* Instruction:
Retype all of the data exactly as given.

* Task material:
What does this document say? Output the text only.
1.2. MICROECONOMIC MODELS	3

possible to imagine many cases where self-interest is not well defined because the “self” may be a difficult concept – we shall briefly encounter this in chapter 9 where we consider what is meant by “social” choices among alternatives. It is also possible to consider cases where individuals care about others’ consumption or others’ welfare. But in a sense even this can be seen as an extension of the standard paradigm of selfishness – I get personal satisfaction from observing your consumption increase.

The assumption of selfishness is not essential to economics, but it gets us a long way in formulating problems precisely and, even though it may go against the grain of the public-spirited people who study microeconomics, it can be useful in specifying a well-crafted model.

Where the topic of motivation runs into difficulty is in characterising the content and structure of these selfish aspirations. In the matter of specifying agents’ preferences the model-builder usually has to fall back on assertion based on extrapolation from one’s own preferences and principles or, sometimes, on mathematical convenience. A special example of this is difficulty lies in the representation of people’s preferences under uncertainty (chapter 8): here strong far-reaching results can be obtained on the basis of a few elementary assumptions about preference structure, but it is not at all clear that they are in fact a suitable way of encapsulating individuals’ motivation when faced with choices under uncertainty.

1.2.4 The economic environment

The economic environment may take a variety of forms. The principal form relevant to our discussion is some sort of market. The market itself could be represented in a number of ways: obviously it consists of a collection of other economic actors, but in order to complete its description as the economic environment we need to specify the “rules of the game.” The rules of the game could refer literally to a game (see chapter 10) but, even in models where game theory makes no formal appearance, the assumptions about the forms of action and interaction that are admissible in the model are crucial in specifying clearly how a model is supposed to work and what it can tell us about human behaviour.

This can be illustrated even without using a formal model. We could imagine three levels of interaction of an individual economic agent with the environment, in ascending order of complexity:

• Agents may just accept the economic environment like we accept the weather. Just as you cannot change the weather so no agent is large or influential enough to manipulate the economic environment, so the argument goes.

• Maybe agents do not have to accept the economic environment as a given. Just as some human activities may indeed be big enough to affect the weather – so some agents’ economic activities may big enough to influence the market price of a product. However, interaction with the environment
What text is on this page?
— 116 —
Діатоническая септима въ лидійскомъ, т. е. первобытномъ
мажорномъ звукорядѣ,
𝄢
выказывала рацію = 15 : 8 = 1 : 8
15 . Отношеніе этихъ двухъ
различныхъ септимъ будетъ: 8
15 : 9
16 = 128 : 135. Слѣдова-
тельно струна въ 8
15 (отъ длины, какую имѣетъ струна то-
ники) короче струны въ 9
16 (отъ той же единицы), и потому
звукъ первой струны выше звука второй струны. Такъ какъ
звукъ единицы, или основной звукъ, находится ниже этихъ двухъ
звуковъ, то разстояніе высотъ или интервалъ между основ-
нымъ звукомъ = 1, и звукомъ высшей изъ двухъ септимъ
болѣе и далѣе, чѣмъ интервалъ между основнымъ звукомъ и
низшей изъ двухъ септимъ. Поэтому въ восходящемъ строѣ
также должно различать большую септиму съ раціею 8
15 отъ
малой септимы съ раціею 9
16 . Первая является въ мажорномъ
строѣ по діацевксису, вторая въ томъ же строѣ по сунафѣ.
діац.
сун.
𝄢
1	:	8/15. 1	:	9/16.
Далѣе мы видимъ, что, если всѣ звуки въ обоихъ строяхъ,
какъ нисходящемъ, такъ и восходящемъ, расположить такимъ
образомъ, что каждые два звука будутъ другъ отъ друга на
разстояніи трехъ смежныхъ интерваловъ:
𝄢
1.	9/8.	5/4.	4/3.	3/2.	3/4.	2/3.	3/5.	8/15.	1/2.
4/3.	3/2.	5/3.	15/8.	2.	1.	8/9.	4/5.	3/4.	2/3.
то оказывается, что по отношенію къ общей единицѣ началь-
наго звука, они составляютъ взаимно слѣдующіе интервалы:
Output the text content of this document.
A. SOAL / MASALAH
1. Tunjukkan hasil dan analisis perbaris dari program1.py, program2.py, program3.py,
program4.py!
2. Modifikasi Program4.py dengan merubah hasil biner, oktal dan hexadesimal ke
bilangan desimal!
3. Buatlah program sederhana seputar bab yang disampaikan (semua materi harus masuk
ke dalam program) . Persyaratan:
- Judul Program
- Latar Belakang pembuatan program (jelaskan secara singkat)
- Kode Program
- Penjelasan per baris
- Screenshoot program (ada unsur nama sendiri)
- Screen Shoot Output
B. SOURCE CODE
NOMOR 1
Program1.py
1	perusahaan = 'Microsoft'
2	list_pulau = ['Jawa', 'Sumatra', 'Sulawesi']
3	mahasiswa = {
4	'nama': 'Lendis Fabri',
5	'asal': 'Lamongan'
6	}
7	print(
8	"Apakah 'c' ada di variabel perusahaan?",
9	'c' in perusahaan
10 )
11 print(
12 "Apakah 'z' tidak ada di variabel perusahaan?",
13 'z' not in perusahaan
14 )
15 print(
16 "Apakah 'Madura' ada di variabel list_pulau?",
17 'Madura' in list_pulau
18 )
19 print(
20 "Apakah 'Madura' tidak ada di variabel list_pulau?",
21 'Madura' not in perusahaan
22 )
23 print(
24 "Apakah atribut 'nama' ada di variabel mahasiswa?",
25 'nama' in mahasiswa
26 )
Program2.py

* Written response:
What does this document say? Output the text only.
1.2. MICROECONOMIC MODELS	3

possible to imagine many cases where self-interest is not well defined because the “self” may be a difficult concept – we shall briefly encounter this in chapter 9 where we consider what is meant by “social” choices among alternatives. It is also possible to consider cases where individuals care about others’ consumption or others’ welfare. But in a sense even this can be seen as an extension of the standard paradigm of selfishness – I get personal satisfaction from observing your consumption increase.

The assumption of selfishness is not essential to economics, but it gets us a long way in formulating problems precisely and, even though it may go against the grain of the public-spirited people who study microeconomics, it can be useful in specifying a well-crafted model.

Where the topic of motivation runs into difficulty is in characterising the content and structure of these selfish aspirations. In the matter of specifying agents’ preferences the model-builder usually has to fall back on assertion based on extrapolation from one’s own preferences and principles or, sometimes, on mathematical convenience. A special example of this is difficulty lies in the representation of people’s preferences under uncertainty (chapter 8): here strong far-reaching results can be obtained on the basis of a few elementary assumptions about preference structure, but it is not at all clear that they are in fact a suitable way of encapsulating individuals’ motivation when faced with choices under uncertainty.

1.2.4 The economic environment

The economic environment may take a variety of forms. The principal form relevant to our discussion is some sort of market. The market itself could be represented in a number of ways: obviously it consists of a collection of other economic actors, but in order to complete its description as the economic environment we need to specify the “rules of the game.” The rules of the game could refer literally to a game (see chapter 10) but, even in models where game theory makes no formal appearance, the assumptions about the forms of action and interaction that are admissible in the model are crucial in specifying clearly how a model is supposed to work and what it can tell us about human behaviour.

This can be illustrated even without using a formal model. We could imagine three levels of interaction of an individual economic agent with the environment, in ascending order of complexity:

• Agents may just accept the economic environment like we accept the weather. Just as you cannot change the weather so no agent is large or influential enough to manipulate the economic environment, so the argument goes.

• Maybe agents do not have to accept the economic environment as a given. Just as some human activities may indeed be big enough to affect the weather – so some agents’ economic activities may big enough to influence the market price of a product. However, interaction with the environment
What text is on this page?
— 116 —
Діатоническая септима въ лидійскомъ, т. е. первобытномъ
мажорномъ звукорядѣ,
𝄢
выказывала рацію = 15 : 8 = 1 : 8
15 . Отношеніе этихъ двухъ
различныхъ септимъ будетъ: 8
15 : 9
16 = 128 : 135. Слѣдова-
тельно струна въ 8
15 (отъ длины, какую имѣетъ струна то-
ники) короче струны въ 9
16 (отъ той же единицы), и потому
звукъ первой струны выше звука второй струны. Такъ какъ
звукъ единицы, или основной звукъ, находится ниже этихъ двухъ
звуковъ, то разстояніе высотъ или интервалъ между основ-
нымъ звукомъ = 1, и звукомъ высшей изъ двухъ септимъ
болѣе и далѣе, чѣмъ интервалъ между основнымъ звукомъ и
низшей изъ двухъ септимъ. Поэтому въ восходящемъ строѣ
также должно различать большую септиму съ раціею 8
15 отъ
малой септимы съ раціею 9
16 . Первая является въ мажорномъ
строѣ по діацевксису, вторая въ томъ же строѣ по сунафѣ.
діац.
сун.
𝄢
1	:	8/15. 1	:	9/16.
Далѣе мы видимъ, что, если всѣ звуки въ обоихъ строяхъ,
какъ нисходящемъ, такъ и восходящемъ, расположить такимъ
образомъ, что каждые два звука будутъ другъ отъ друга на
разстояніи трехъ смежныхъ интерваловъ:
𝄢
1.	9/8.	5/4.	4/3.	3/2.	3/4.	2/3.	3/5.	8/15.	1/2.
4/3.	3/2.	5/3.	15/8.	2.	1.	8/9.	4/5.	3/4.	2/3.
то оказывается, что по отношенію къ общей единицѣ началь-
наго звука, они составляютъ взаимно слѣдующіе интервалы:
Output the text content of this document.
A. SOAL / MASALAH
1. Tunjukkan hasil dan analisis perbaris dari program1.py, program2.py, program3.py,
program4.py!
2. Modifikasi Program4.py dengan merubah hasil biner, oktal dan hexadesimal ke
bilangan desimal!
3. Buatlah program sederhana seputar bab yang disampaikan (semua materi harus masuk
ke dalam program) . Persyaratan:
- Judul Program
- Latar Belakang pembuatan program (jelaskan secara singkat)
- Kode Program
- Penjelasan per baris
- Screenshoot program (ada unsur nama sendiri)
- Screen Shoot Output
B. SOURCE CODE
NOMOR 1
Program1.py
1	perusahaan = 'Microsoft'
2	list_pulau = ['Jawa', 'Sumatra', 'Sulawesi']
3	mahasiswa = {
4	'nama': 'Lendis Fabri',
5	'asal': 'Lamongan'
6	}
7	print(
8	"Apakah 'c' ada di variabel perusahaan?",
9	'c' in perusahaan
10 )
11 print(
12 "Apakah 'z' tidak ada di variabel perusahaan?",
13 'z' not in perusahaan
14 )
15 print(
16 "Apakah 'Madura' ada di variabel list_pulau?",
17 'Madura' in list_pulau
18 )
19 print(
20 "Apakah 'Madura' tidak ada di variabel list_pulau?",
21 'Madura' not in perusahaan
22 )
23 print(
24 "Apakah atribut 'nama' ada di variabel mahasiswa?",
25 'nama' in mahasiswa
26 )
Program2.py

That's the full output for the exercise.